Travel Notes
anonymous | Fall 2022
I am a firm believer in the fact that anyone visiting a country for a period longer than a few days should have at least a cursory understanding of the native language. This is not a practical outlook to have if someone travels very frequently, so it would probably be more accurate to say that it’s just a personal philosophy. I’m a firm believer in the fact that I should understand all the places I set foot in before I get there. But then again, this isn’t practical either. The last time I was on a plane was four or five years ago, but I have been dragged (kicking and screaming, usually) to many places I didn’t understand since then. Sometimes, I stayed long enough and put enough of myself into a place to feel as if I belonged there (as if I was part of the scenery, like a poster on the wall or a light fixture towards the end of the fourth floor hallway). I wouldn’t be there forever, but for that moment, I was. And I didn’t need much else.
On the way to school the other day, I caught myself smirking at the way the tops of the taller buildings vanished into the fog. Embarrassingly, I even took a few pictures along my five minute walk. I’ve been taking a lot of pictures these days—the first one was a stupid-looking shot of my leg and the floor, right before my first class started. Then there were others: a box of sushi with a rice to filling ratio gone wrong, a van with at least two dozen pigeons perched on it near the train station, a desk covered in assorted doodles of buff men. I pull out my phone and commit them to memory, hoping that one day I’ll be able to look back and laugh at all the things that happened to me as I started college.

# Information:
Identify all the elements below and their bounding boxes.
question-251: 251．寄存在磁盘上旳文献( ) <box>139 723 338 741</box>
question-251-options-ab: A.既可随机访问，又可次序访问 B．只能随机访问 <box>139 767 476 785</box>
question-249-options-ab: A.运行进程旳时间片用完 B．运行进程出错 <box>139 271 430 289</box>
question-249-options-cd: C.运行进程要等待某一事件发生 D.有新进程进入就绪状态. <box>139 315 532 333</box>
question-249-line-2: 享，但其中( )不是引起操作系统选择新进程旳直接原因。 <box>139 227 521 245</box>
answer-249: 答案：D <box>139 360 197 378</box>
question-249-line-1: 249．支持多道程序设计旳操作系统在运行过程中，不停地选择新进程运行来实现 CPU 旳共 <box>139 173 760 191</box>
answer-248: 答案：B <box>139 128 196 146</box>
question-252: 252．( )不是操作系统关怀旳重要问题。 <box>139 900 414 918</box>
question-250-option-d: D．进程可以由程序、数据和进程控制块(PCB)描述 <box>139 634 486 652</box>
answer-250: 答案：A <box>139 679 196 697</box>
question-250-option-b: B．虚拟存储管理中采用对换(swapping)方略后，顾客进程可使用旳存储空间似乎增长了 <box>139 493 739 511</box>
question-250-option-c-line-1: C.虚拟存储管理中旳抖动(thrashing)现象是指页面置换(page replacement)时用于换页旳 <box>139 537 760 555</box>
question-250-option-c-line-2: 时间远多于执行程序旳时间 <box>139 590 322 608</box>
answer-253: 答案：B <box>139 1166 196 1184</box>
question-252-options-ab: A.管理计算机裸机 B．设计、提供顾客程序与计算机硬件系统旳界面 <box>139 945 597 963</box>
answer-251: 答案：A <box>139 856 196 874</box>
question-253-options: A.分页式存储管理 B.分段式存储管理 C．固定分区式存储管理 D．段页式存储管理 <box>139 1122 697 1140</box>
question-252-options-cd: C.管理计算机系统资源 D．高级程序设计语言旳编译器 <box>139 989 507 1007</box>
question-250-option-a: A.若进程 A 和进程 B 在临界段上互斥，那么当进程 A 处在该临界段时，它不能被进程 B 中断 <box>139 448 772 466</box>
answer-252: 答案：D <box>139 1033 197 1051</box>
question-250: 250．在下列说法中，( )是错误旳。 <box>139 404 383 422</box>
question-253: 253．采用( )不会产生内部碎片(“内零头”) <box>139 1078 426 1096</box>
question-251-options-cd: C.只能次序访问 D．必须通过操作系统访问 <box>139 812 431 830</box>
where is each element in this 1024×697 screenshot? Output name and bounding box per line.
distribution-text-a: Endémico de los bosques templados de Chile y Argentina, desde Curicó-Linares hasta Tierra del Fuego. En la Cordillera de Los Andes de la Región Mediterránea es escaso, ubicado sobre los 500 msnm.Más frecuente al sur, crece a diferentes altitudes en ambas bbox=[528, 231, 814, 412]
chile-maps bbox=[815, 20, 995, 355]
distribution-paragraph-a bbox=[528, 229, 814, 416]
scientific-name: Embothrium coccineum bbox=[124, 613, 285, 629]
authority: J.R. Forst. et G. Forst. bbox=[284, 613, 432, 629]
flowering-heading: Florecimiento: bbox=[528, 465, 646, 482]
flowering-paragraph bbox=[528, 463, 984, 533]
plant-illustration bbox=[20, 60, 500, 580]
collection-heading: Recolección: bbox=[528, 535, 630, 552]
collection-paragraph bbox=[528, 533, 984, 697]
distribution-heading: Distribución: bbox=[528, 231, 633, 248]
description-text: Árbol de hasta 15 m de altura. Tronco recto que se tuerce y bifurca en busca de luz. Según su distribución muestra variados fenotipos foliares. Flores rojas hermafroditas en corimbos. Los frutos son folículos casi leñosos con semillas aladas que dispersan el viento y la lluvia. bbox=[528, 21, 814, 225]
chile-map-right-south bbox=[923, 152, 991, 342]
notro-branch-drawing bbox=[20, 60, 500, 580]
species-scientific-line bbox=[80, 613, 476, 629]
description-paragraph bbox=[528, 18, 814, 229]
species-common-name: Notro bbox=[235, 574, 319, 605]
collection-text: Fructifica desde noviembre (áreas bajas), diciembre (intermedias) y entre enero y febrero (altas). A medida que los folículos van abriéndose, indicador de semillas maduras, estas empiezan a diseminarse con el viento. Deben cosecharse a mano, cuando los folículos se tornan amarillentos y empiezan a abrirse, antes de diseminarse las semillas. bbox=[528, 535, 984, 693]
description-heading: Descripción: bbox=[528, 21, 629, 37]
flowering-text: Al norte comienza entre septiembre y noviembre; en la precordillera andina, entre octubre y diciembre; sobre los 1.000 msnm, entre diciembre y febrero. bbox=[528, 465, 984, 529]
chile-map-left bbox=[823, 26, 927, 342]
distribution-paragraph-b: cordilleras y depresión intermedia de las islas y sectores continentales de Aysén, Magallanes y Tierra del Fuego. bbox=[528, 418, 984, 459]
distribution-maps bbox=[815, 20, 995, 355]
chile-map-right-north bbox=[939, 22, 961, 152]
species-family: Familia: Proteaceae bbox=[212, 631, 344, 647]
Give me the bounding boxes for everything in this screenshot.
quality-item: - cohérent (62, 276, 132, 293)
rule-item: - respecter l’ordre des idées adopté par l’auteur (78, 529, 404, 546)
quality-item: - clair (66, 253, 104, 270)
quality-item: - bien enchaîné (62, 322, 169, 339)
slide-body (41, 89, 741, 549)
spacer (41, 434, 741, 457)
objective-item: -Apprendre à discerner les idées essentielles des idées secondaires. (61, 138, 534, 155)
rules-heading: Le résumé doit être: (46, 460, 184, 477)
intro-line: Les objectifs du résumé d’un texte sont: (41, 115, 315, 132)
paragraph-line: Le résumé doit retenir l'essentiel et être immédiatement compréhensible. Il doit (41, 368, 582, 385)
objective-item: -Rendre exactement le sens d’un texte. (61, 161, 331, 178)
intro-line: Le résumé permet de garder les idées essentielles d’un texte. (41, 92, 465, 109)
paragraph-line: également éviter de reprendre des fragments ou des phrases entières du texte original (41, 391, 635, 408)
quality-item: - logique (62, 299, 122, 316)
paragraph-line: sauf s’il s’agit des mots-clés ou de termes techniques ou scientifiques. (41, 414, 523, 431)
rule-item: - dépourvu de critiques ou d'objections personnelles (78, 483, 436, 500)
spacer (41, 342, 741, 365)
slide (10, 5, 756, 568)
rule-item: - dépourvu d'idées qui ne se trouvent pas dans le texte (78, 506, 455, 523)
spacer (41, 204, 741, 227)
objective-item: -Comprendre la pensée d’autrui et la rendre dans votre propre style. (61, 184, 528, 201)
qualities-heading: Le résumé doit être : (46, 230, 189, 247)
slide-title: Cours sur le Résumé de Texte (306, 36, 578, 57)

# Problem A:
In the travel notes, how long ago was the writer last on a plane?
# Problem B:
List every picture the travel notes describe, beginning with "the first one" and continuing through the others that follow it.
# Problem C:
Pick up the travel notes after their final sentence and write what comes next.

# Exercise output A:
Four or five years ago.

# Exercise output B:
- A shot of the writer's leg and the floor, right before the first class started
- A box of sushi with a rice to filling ratio gone wrong
- A van with at least two dozen pigeons perched on it near the train station
- A desk covered in assorted doodles of buff men

# Exercise output C:
Last weekend, I visited my local library. We have a long history. When I was wheeled through its doors for the first time in my stroller, I must have been struck by how big everything was. Last weekend, I already knew where I was going—to the back, by the tables mostly full of older people reading the newspaper. To the top shelf on the left side, where the A’s are. There are two books waiting, wrapped in paper and fastened with a rubber band. I know the librarians at the front desk, although I don’t really speak to them. I know how to check out the book and I know to get a physical receipt instead of an emailed one. I know all of this already.
There is nothing of note here, and I like it best that way.
I don’t want the places I inhabit to seem interesting. I don’t want them to seem new or exciting. I want them to feel like home. But finding that feeling here is still a long way off.
In August, lost and confused, I wrote something along the lines of “I know I need to be patient. I know I just need to wait for the good things to come. But I don’t want to wait.” I didn’t want to flounder around, syllables of an unfamiliar tongue clunky in my mouth. I didn’t then, and I don’t now. A lot of things have changed since then (then seems like much, much longer than two months ago), but other things have not.
My deepest (and most unrealistic) fear is that they never will. That I will forever be stuck, jutting out from the wall at an odd angle, not quite knowing where to go or what to do or how to be. That fear is likely as irrational as one of the dark, one that I have as a result of watching people play too many horror games.
Still, it might not be.
In the end, we are right back to square one. We have not really learned any of the lessons that have been taught to us. There is only one thing we can rely on: the hope that, eventually, time will bring some sort of change with it.